→ **Problem details**
Repeat each line of the material exactly.

→ **Excerpts from a figure dataset**
-- START --
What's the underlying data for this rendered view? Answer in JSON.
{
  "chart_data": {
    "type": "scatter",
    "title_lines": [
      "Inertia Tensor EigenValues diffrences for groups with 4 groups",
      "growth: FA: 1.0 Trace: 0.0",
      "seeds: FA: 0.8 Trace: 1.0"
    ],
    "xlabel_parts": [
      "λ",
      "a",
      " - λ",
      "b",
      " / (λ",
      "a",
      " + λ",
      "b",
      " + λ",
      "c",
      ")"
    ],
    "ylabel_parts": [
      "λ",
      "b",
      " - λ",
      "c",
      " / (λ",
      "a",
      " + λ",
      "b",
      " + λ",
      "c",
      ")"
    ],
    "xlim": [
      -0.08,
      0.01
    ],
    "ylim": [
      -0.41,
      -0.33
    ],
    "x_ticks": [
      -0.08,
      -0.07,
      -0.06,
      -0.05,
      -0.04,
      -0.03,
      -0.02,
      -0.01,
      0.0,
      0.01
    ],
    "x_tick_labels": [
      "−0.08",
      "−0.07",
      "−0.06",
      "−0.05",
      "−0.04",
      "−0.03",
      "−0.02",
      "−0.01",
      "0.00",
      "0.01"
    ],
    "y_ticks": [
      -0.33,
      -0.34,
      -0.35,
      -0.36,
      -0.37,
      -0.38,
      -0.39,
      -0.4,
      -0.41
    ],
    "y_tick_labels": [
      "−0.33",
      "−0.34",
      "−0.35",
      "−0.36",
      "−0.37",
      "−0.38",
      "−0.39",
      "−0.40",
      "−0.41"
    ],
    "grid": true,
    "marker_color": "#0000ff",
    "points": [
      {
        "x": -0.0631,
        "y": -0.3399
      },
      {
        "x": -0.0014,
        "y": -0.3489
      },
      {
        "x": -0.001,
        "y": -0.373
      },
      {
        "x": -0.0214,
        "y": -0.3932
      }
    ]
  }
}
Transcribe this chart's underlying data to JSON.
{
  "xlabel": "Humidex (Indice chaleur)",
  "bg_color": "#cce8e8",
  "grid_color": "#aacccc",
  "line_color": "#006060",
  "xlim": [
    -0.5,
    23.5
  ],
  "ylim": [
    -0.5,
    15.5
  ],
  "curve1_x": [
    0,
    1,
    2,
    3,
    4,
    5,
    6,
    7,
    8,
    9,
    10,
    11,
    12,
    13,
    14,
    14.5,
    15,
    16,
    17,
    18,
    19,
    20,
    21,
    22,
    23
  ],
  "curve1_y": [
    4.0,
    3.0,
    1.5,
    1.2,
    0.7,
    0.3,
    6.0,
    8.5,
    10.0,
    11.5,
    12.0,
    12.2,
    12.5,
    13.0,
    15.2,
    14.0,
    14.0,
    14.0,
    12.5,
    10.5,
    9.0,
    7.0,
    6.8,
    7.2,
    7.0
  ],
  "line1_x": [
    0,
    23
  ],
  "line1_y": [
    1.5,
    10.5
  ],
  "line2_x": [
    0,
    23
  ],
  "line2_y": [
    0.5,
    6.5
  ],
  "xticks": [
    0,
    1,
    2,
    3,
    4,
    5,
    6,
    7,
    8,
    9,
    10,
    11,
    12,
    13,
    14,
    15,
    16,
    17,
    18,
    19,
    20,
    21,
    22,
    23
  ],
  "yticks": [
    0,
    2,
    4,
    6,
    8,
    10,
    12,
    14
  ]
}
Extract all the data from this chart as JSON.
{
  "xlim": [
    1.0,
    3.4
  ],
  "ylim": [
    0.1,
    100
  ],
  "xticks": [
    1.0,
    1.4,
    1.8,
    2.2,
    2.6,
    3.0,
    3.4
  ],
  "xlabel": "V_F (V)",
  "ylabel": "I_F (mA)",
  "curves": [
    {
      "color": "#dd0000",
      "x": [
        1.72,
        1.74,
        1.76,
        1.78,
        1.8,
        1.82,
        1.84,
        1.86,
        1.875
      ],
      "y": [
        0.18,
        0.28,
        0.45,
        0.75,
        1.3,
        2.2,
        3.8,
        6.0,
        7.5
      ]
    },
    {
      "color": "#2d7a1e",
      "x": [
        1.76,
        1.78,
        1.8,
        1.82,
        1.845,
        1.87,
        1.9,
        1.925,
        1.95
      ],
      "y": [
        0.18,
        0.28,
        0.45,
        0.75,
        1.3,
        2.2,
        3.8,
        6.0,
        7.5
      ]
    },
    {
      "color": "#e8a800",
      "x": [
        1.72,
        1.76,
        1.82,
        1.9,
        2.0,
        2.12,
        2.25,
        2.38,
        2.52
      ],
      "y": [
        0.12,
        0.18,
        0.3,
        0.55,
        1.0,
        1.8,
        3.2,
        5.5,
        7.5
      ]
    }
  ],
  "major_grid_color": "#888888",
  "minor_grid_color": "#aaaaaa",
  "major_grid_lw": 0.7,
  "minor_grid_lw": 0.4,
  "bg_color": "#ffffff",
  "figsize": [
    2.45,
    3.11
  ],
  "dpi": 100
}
-- END --
→ **Worked solution**
What's the underlying data for this rendered view? Answer in JSON.
{
  "chart_data": {
    "type": "scatter",
    "title_lines": [
      "Inertia Tensor EigenValues diffrences for groups with 4 groups",
      "growth: FA: 1.0 Trace: 0.0",
      "seeds: FA: 0.8 Trace: 1.0"
    ],
    "xlabel_parts": [
      "λ",
      "a",
      " - λ",
      "b",
      " / (λ",
      "a",
      " + λ",
      "b",
      " + λ",
      "c",
      ")"
    ],
    "ylabel_parts": [
      "λ",
      "b",
      " - λ",
      "c",
      " / (λ",
      "a",
      " + λ",
      "b",
      " + λ",
      "c",
      ")"
    ],
    "xlim": [
      -0.08,
      0.01
    ],
    "ylim": [
      -0.41,
      -0.33
    ],
    "x_ticks": [
      -0.08,
      -0.07,
      -0.06,
      -0.05,
      -0.04,
      -0.03,
      -0.02,
      -0.01,
      0.0,
      0.01
    ],
    "x_tick_labels": [
      "−0.08",
      "−0.07",
      "−0.06",
      "−0.05",
      "−0.04",
      "−0.03",
      "−0.02",
      "−0.01",
      "0.00",
      "0.01"
    ],
    "y_ticks": [
      -0.33,
      -0.34,
      -0.35,
      -0.36,
      -0.37,
      -0.38,
      -0.39,
      -0.4,
      -0.41
    ],
    "y_tick_labels": [
      "−0.33",
      "−0.34",
      "−0.35",
      "−0.36",
      "−0.37",
      "−0.38",
      "−0.39",
      "−0.40",
      "−0.41"
    ],
    "grid": true,
    "marker_color": "#0000ff",
    "points": [
      {
        "x": -0.0631,
        "y": -0.3399
      },
      {
        "x": -0.0014,
        "y": -0.3489
      },
      {
        "x": -0.001,
        "y": -0.373
      },
      {
        "x": -0.0214,
        "y": -0.3932
      }
    ]
  }
}
Transcribe this chart's underlying data to JSON.
{
  "xlabel": "Humidex (Indice chaleur)",
  "bg_color": "#cce8e8",
  "grid_color": "#aacccc",
  "line_color": "#006060",
  "xlim": [
    -0.5,
    23.5
  ],
  "ylim": [
    -0.5,
    15.5
  ],
  "curve1_x": [
    0,
    1,
    2,
    3,
    4,
    5,
    6,
    7,
    8,
    9,
    10,
    11,
    12,
    13,
    14,
    14.5,
    15,
    16,
    17,
    18,
    19,
    20,
    21,
    22,
    23
  ],
  "curve1_y": [
    4.0,
    3.0,
    1.5,
    1.2,
    0.7,
    0.3,
    6.0,
    8.5,
    10.0,
    11.5,
    12.0,
    12.2,
    12.5,
    13.0,
    15.2,
    14.0,
    14.0,
    14.0,
    12.5,
    10.5,
    9.0,
    7.0,
    6.8,
    7.2,
    7.0
  ],
  "line1_x": [
    0,
    23
  ],
  "line1_y": [
    1.5,
    10.5
  ],
  "line2_x": [
    0,
    23
  ],
  "line2_y": [
    0.5,
    6.5
  ],
  "xticks": [
    0,
    1,
    2,
    3,
    4,
    5,
    6,
    7,
    8,
    9,
    10,
    11,
    12,
    13,
    14,
    15,
    16,
    17,
    18,
    19,
    20,
    21,
    22,
    23
  ],
  "yticks": [
    0,
    2,
    4,
    6,
    8,
    10,
    12,
    14
  ]
}
Extract all the data from this chart as JSON.
{
  "xlim": [
    1.0,
    3.4
  ],
  "ylim": [
    0.1,
    100
  ],
  "xticks": [
    1.0,
    1.4,
    1.8,
    2.2,
    2.6,
    3.0,
    3.4
  ],
  "xlabel": "V_F (V)",
  "ylabel": "I_F (mA)",
  "curves": [
    {
      "color": "#dd0000",
      "x": [
        1.72,
        1.74,
        1.76,
        1.78,
        1.8,
        1.82,
        1.84,
        1.86,
        1.875
      ],
      "y": [
        0.18,
        0.28,
        0.45,
        0.75,
        1.3,
        2.2,
        3.8,
        6.0,
        7.5
      ]
    },
    {
      "color": "#2d7a1e",
      "x": [
        1.76,
        1.78,
        1.8,
        1.82,
        1.845,
        1.87,
        1.9,
        1.925,
        1.95
      ],
      "y": [
        0.18,
        0.28,
        0.45,
        0.75,
        1.3,
        2.2,
        3.8,
        6.0,
        7.5
      ]
    },
    {
      "color": "#e8a800",
      "x": [
        1.72,
        1.76,
        1.82,
        1.9,
        2.0,
        2.12,
        2.25,
        2.38,
        2.52
      ],
      "y": [
        0.12,
        0.18,
        0.3,
        0.55,
        1.0,
        1.8,
        3.2,
        5.5,
        7.5
      ]
    }
  ],
  "major_grid_color": "#888888",
  "minor_grid_color": "#aaaaaa",
  "major_grid_lw": 0.7,
  "minor_grid_lw": 0.4,
  "bg_color": "#ffffff",
  "figsize": [
    2.45,
    3.11
  ],
  "dpi": 100
}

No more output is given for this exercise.